#### [Directive]
Report how many lines contain "Yeni". The answer is a single number.

Dataset records
%%

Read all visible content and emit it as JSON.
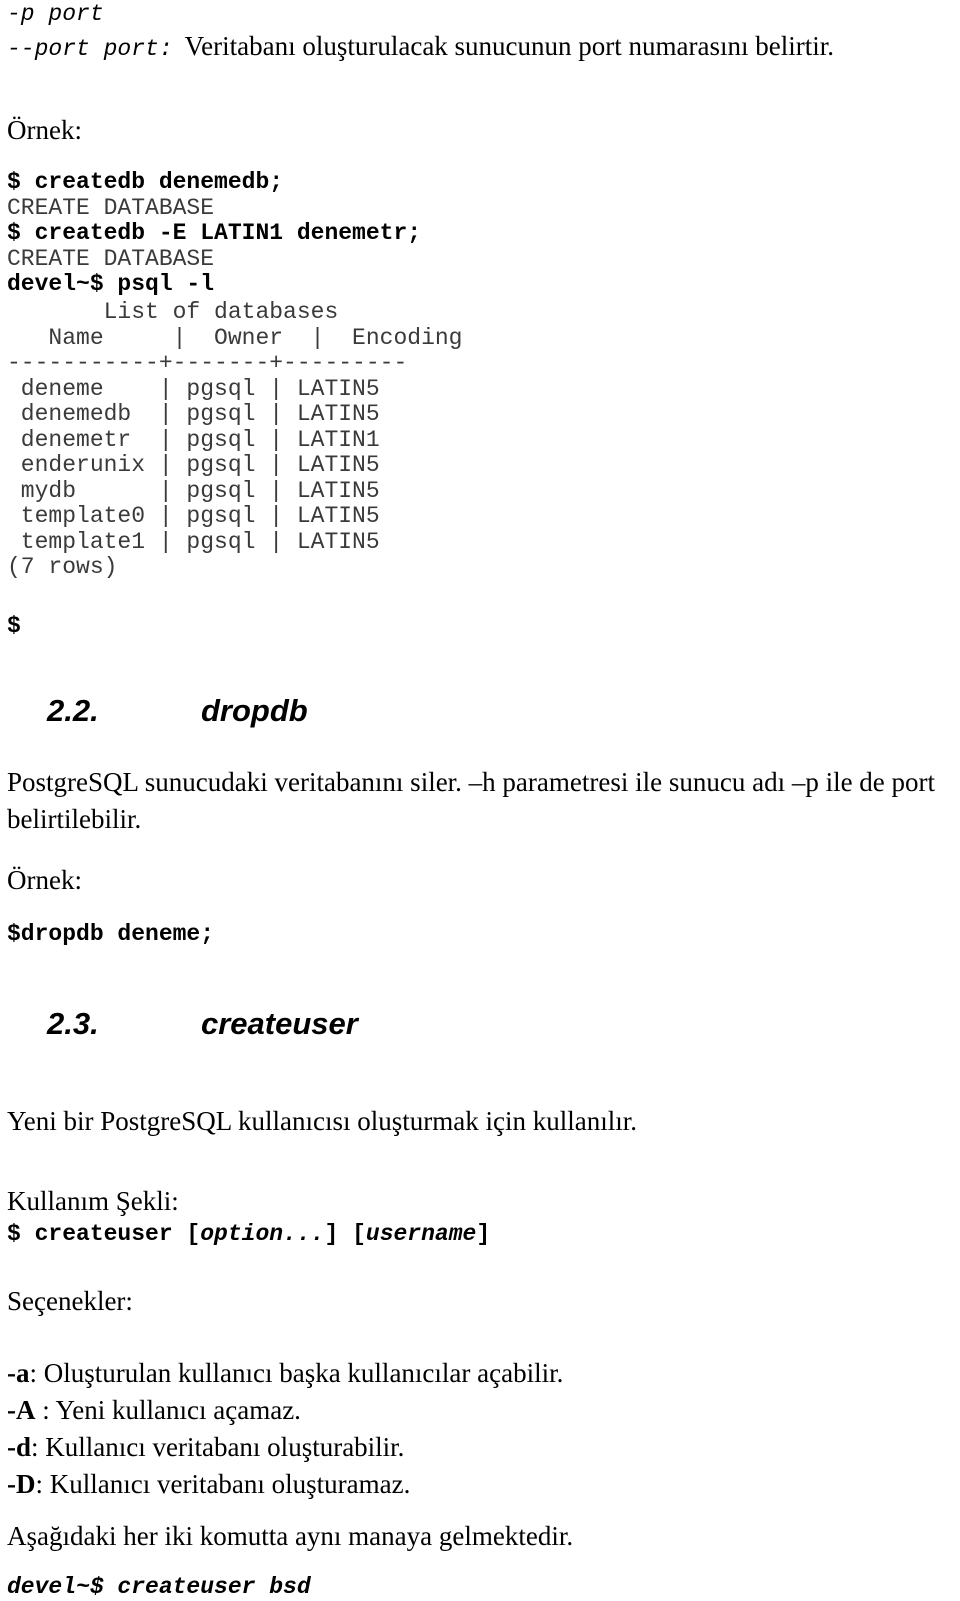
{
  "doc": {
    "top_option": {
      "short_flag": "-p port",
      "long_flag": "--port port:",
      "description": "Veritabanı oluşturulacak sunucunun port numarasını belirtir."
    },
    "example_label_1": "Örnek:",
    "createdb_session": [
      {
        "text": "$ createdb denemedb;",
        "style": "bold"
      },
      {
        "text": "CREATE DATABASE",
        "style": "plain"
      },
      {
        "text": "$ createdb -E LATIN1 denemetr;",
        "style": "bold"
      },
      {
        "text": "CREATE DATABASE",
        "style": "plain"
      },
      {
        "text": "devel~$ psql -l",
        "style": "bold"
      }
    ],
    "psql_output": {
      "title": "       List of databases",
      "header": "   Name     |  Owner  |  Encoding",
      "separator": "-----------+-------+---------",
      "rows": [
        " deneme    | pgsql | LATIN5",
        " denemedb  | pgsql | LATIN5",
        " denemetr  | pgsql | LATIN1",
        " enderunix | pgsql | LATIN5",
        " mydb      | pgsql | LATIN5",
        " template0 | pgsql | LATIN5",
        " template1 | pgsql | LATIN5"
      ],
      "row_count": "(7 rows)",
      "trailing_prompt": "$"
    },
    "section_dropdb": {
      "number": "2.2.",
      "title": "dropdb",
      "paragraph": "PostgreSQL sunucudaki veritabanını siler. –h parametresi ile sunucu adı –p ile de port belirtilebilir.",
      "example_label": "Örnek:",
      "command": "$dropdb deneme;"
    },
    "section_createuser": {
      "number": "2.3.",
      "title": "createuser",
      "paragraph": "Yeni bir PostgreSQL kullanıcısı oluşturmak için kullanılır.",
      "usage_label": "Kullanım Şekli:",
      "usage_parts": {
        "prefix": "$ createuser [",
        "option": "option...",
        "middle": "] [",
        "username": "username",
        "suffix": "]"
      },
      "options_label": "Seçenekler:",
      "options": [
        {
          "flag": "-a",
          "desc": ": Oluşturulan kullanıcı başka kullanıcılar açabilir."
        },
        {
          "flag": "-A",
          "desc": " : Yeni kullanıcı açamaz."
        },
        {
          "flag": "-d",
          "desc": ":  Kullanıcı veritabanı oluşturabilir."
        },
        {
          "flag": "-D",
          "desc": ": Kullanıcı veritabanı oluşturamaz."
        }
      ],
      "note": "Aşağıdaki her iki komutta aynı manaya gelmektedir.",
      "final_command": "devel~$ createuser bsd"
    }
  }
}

%%
%%

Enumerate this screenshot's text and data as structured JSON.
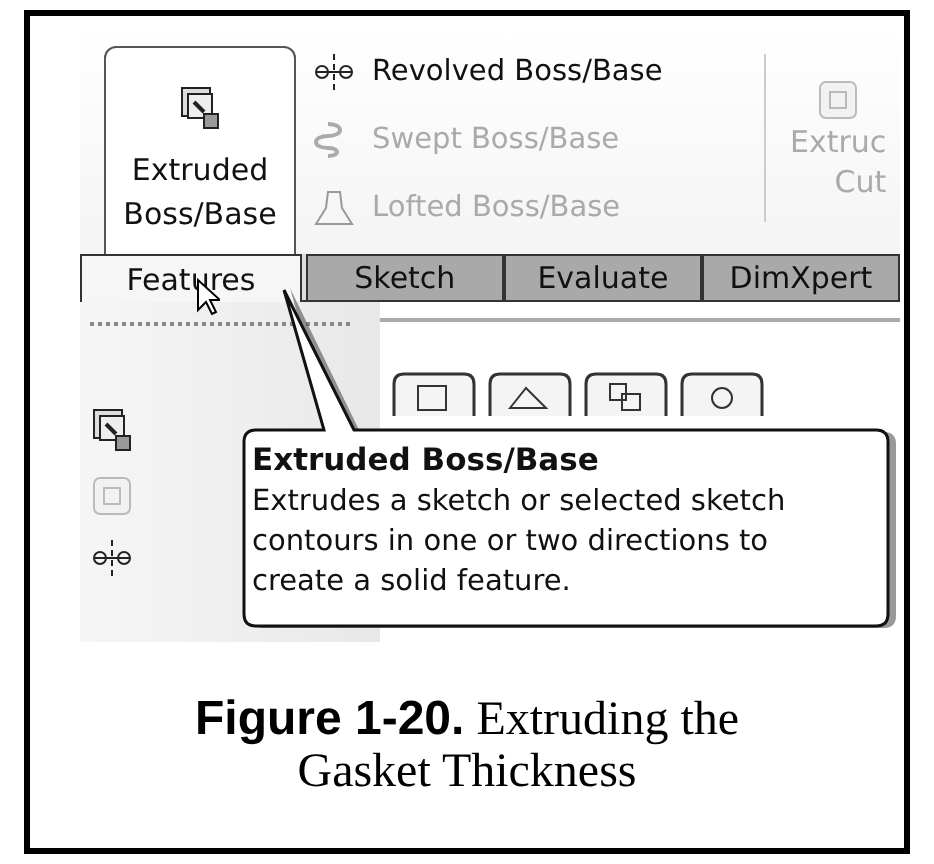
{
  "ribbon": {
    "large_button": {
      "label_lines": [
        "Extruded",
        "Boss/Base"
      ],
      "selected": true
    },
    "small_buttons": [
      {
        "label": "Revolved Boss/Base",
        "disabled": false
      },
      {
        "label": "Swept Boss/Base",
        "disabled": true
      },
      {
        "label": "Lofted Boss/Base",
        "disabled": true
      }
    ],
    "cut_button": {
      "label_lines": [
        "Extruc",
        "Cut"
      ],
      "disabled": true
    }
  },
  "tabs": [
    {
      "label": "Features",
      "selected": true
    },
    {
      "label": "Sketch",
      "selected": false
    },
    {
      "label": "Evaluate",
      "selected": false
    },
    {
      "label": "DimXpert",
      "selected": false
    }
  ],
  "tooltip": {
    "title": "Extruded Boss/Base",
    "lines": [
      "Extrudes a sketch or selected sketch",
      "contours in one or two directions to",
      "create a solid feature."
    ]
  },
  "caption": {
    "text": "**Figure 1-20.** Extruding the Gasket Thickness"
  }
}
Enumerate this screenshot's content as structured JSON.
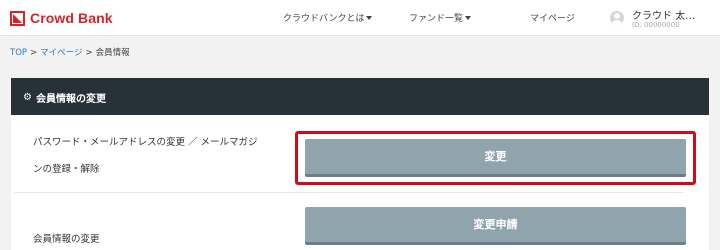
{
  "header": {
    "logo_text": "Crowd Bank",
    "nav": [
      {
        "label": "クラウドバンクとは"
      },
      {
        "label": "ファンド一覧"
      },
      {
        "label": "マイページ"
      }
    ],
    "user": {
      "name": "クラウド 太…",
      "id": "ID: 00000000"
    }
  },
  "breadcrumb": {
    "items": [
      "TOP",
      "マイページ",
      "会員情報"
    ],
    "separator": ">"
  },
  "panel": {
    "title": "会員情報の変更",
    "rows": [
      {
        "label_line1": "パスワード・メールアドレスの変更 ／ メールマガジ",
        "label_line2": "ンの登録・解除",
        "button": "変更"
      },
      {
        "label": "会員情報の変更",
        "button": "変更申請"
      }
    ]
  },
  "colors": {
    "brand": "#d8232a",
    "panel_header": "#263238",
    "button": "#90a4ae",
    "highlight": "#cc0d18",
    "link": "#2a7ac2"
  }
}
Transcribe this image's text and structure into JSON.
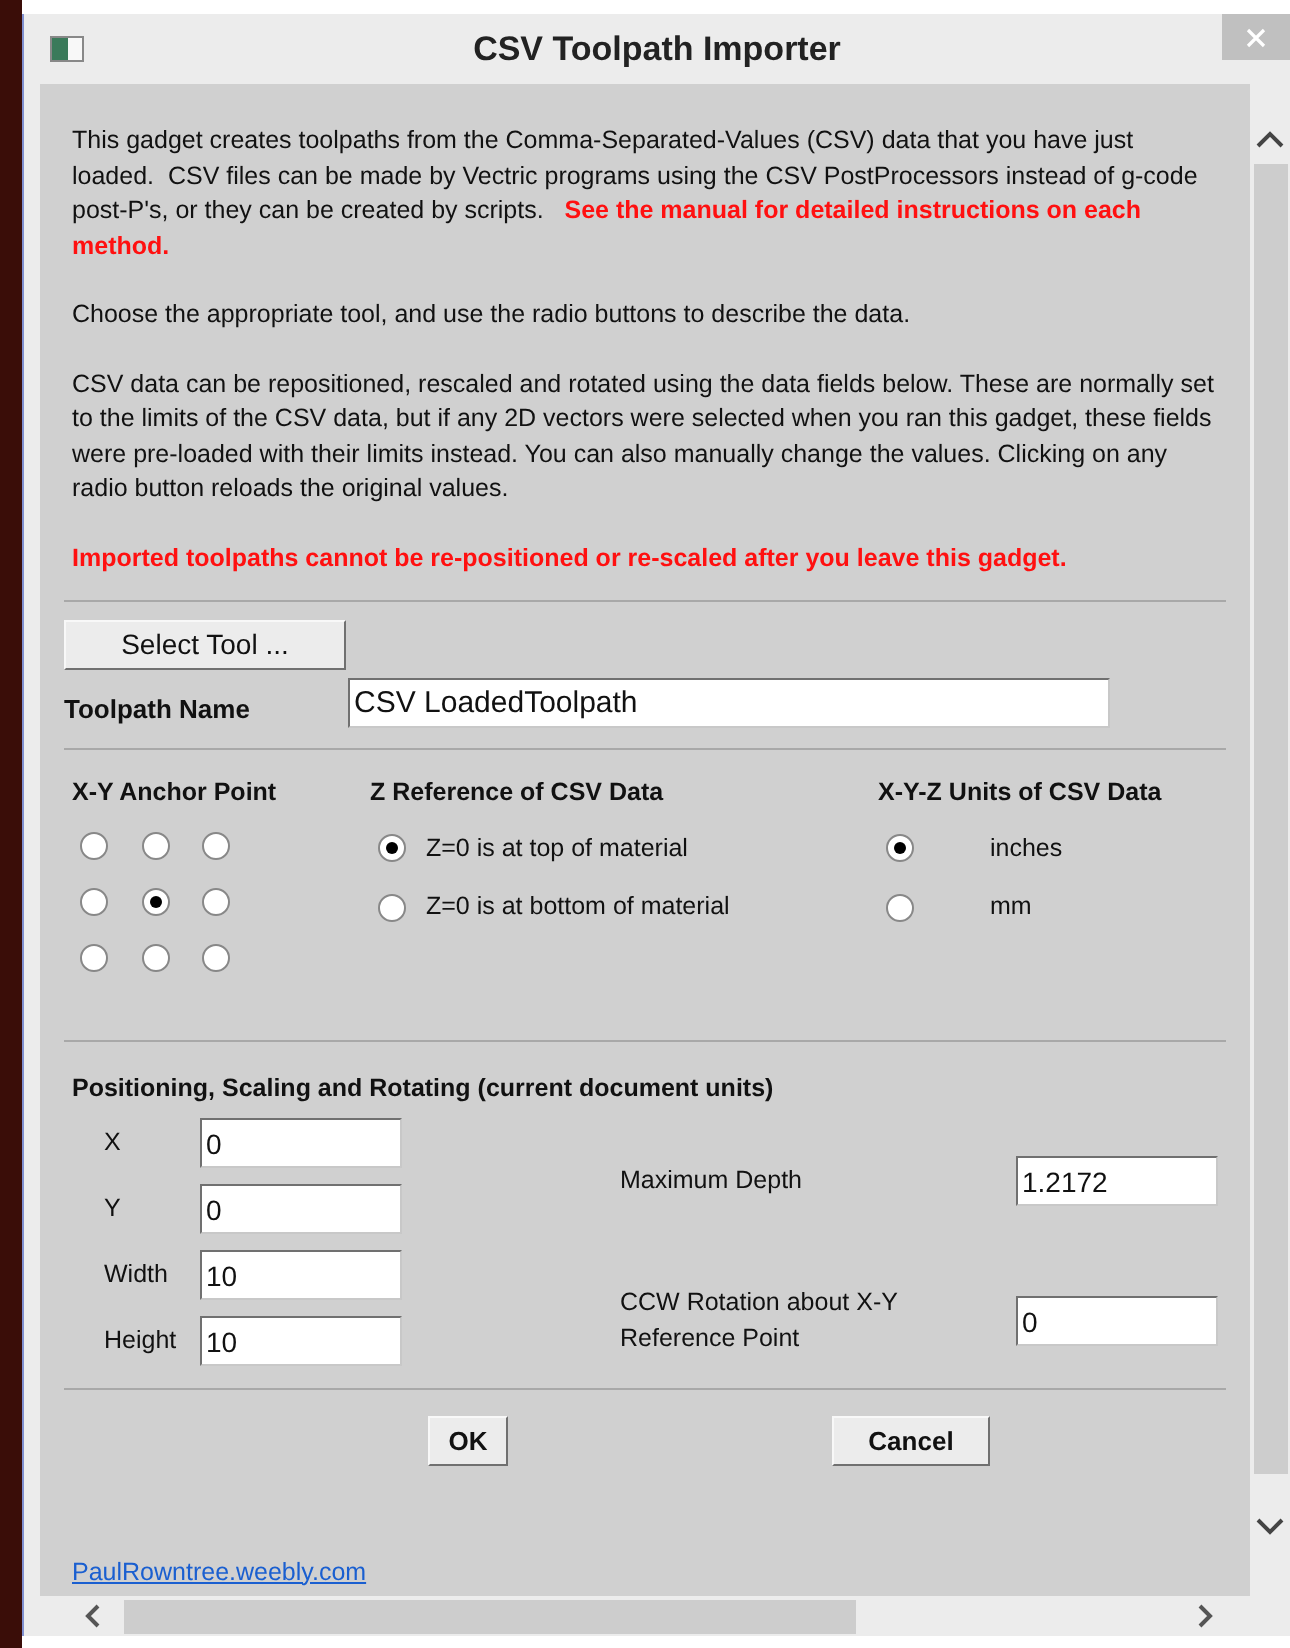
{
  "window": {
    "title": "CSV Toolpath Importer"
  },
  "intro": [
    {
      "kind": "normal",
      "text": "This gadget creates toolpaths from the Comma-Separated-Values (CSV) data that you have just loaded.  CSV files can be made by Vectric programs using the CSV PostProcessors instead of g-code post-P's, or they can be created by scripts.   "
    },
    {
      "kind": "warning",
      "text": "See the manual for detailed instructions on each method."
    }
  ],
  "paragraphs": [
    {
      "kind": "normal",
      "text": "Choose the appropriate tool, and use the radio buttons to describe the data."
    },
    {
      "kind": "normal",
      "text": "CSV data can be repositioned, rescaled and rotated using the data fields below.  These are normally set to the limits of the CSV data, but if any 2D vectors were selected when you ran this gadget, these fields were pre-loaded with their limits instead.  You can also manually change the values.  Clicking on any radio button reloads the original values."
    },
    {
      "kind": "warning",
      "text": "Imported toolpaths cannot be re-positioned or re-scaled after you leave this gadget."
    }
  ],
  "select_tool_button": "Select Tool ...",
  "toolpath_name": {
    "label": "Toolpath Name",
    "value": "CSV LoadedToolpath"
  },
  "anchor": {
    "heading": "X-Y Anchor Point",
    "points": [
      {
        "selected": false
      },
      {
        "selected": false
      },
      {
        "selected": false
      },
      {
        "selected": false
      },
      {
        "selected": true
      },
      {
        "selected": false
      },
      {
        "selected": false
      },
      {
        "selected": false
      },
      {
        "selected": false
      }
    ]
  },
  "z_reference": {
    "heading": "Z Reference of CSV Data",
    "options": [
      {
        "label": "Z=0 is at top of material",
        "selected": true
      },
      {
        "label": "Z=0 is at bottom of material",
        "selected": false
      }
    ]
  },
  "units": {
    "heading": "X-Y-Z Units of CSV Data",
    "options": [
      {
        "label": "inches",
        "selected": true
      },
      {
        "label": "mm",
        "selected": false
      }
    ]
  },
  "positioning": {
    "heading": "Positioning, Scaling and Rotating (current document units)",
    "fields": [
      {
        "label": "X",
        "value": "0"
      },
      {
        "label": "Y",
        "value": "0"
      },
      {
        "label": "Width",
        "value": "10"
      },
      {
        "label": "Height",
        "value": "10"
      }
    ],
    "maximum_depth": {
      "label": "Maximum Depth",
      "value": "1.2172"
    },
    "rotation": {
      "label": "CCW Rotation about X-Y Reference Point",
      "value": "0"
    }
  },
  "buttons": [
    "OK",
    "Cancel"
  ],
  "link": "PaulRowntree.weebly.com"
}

%%
%%

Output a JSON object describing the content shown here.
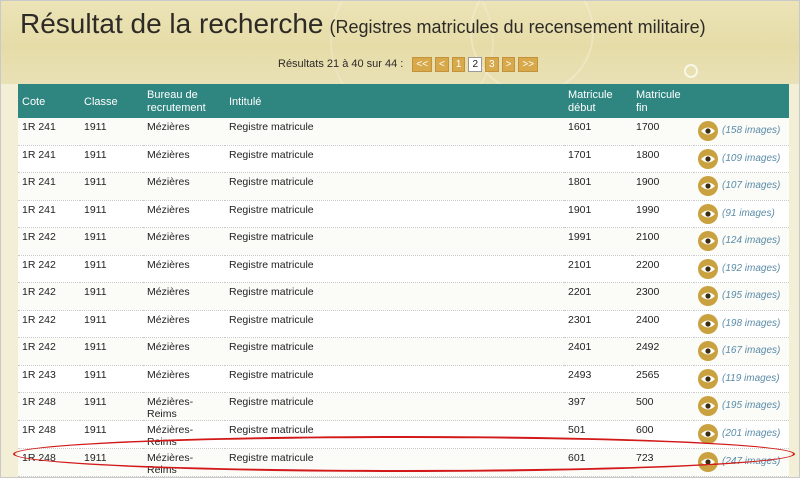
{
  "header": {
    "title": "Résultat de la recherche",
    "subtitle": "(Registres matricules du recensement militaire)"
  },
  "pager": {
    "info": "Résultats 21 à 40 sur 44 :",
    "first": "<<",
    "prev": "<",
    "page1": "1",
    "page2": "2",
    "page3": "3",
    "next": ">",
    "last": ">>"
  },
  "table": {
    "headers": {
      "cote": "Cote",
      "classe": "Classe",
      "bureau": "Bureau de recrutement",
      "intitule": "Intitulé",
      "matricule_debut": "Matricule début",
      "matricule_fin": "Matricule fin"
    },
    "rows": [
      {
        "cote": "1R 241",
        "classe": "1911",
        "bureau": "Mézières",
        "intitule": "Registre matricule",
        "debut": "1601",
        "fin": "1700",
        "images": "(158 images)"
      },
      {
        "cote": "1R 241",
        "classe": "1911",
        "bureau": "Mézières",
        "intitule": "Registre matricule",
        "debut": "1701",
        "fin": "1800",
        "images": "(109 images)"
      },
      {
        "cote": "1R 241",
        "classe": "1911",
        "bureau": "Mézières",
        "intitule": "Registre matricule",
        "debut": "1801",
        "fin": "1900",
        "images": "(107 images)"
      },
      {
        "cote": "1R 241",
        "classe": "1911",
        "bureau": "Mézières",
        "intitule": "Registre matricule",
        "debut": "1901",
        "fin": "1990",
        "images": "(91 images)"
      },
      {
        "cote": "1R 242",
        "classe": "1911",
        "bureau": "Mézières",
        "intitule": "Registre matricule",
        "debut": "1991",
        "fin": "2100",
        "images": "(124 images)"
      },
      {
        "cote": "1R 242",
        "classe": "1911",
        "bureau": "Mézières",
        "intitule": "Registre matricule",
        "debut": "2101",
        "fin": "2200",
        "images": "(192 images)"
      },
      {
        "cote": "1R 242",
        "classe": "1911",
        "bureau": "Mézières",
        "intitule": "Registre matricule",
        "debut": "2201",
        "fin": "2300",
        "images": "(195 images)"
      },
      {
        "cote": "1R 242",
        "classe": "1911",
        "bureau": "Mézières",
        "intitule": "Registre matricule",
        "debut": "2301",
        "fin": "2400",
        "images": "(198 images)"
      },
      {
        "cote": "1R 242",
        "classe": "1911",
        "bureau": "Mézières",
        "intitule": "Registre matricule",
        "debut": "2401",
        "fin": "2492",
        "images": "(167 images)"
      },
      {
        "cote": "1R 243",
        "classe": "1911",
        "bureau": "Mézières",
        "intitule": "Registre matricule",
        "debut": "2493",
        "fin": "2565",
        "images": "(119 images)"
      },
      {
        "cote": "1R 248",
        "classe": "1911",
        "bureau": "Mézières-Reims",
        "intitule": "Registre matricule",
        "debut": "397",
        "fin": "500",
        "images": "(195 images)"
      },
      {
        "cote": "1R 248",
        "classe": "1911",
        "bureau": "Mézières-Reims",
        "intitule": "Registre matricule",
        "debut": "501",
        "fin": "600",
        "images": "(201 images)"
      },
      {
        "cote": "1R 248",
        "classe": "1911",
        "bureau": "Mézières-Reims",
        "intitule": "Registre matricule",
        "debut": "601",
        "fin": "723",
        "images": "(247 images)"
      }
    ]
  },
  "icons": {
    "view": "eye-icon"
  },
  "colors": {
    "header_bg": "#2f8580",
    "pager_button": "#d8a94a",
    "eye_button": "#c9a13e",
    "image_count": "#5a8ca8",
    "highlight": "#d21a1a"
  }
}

%%

#### [Output for this exercise]
2